--- start of Exercise data ---

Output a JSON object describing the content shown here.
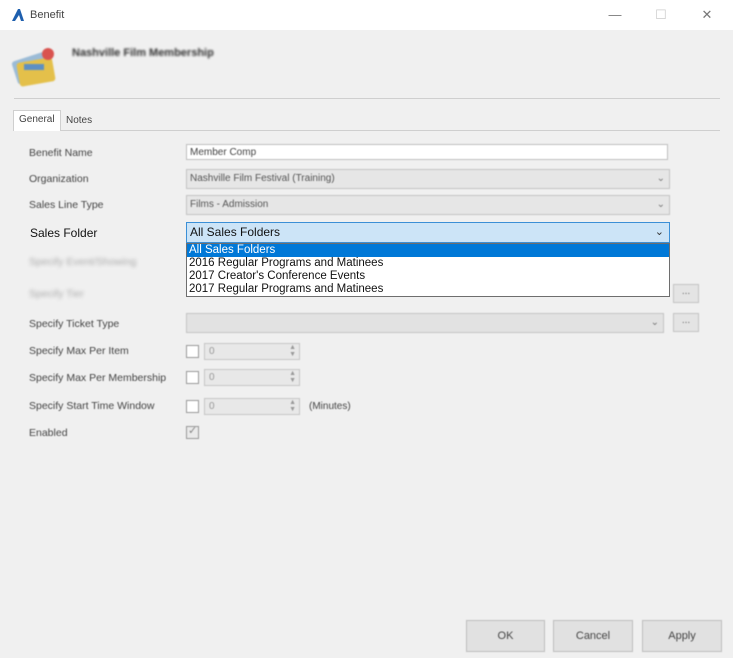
{
  "window": {
    "title": "Benefit",
    "minimize": "—",
    "maximize": "☐",
    "close": "✕"
  },
  "header": {
    "title": "Nashville Film Membership"
  },
  "tabs": [
    {
      "label": "General"
    },
    {
      "label": "Notes"
    }
  ],
  "form": {
    "benefit_name": {
      "label": "Benefit Name",
      "value": "Member Comp"
    },
    "organization": {
      "label": "Organization",
      "value": "Nashville Film Festival (Training)"
    },
    "sales_line_type": {
      "label": "Sales Line Type",
      "value": "Films - Admission"
    },
    "sales_folder": {
      "label": "Sales Folder",
      "value": "All Sales Folders",
      "options": [
        "All Sales Folders",
        "2016 Regular Programs and Matinees",
        "2017 Creator's Conference Events",
        "2017 Regular Programs and Matinees"
      ]
    },
    "specify_event_showing": {
      "label": "Specify Event/Showing"
    },
    "specify_tier": {
      "label": "Specify Tier"
    },
    "specify_ticket_type": {
      "label": "Specify Ticket Type"
    },
    "specify_max_per_item": {
      "label": "Specify Max Per Item",
      "value": "0"
    },
    "specify_max_per_membership": {
      "label": "Specify Max Per Membership",
      "value": "0"
    },
    "specify_start_time_window": {
      "label": "Specify Start Time Window",
      "value": "0",
      "unit": "(Minutes)"
    },
    "enabled": {
      "label": "Enabled"
    },
    "ellipsis": "..."
  },
  "buttons": {
    "ok": "OK",
    "cancel": "Cancel",
    "apply": "Apply"
  },
  "colors": {
    "accent": "#0078d7",
    "focus_border": "#3b8fd6"
  }
}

--- end of Exercise data ---

§ Aim
Give the number of lines in the data that contain "Matinees", with no other words.

§ Reply
2